Records shown
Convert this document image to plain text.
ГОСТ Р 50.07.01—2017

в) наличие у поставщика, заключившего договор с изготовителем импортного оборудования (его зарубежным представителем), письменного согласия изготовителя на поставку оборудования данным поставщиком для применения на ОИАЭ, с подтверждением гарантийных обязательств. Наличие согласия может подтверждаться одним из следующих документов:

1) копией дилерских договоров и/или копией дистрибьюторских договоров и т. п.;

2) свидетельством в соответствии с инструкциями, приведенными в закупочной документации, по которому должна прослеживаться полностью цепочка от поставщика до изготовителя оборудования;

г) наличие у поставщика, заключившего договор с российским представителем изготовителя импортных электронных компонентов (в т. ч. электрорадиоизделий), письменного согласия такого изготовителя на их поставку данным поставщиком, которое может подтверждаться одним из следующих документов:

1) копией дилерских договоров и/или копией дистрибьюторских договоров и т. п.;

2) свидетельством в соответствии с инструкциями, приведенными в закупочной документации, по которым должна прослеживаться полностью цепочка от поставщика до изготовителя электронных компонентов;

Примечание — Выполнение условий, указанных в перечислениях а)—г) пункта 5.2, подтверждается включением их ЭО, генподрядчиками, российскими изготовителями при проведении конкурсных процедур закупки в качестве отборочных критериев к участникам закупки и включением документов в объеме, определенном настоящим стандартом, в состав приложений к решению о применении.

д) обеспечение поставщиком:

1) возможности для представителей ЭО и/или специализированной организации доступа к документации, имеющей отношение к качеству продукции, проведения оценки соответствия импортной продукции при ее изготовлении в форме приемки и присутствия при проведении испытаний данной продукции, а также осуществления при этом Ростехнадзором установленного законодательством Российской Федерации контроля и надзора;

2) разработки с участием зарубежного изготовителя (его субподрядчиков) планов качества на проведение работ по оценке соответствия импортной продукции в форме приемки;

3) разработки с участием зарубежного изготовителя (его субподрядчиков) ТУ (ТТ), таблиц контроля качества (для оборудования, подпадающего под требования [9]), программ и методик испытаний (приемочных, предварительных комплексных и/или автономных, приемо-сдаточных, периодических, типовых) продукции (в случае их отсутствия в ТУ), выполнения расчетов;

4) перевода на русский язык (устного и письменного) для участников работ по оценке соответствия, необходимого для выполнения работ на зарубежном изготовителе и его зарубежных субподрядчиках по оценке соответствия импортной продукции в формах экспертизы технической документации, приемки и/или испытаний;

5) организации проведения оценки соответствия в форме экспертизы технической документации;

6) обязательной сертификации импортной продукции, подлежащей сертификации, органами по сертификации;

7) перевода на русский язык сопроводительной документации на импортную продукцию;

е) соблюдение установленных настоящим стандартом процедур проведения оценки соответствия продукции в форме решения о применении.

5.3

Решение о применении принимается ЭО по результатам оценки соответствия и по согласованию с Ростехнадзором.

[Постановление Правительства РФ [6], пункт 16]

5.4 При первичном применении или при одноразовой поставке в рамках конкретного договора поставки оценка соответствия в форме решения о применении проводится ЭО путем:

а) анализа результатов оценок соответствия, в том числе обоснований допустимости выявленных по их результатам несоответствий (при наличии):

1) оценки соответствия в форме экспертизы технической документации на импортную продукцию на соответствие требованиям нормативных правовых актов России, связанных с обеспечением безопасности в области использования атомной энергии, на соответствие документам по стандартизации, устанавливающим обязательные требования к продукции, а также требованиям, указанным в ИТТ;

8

Task prompt
Which lines include "компонентов"? Copy each of them out.

Full answer
г) наличие у поставщика, заключившего договор с российским представителем изготовителя импортных электронных компонентов (в т. ч. электрорадиоизделий), письменного согласия такого изготовителя на их поставку данным поставщиком, которое может подтверждаться одним из следующих документов:
2) свидетельством в соответствии с инструкциями, приведенными в закупочной документации, по которым должна прослеживаться полностью цепочка от поставщика до изготовителя электронных компонентов;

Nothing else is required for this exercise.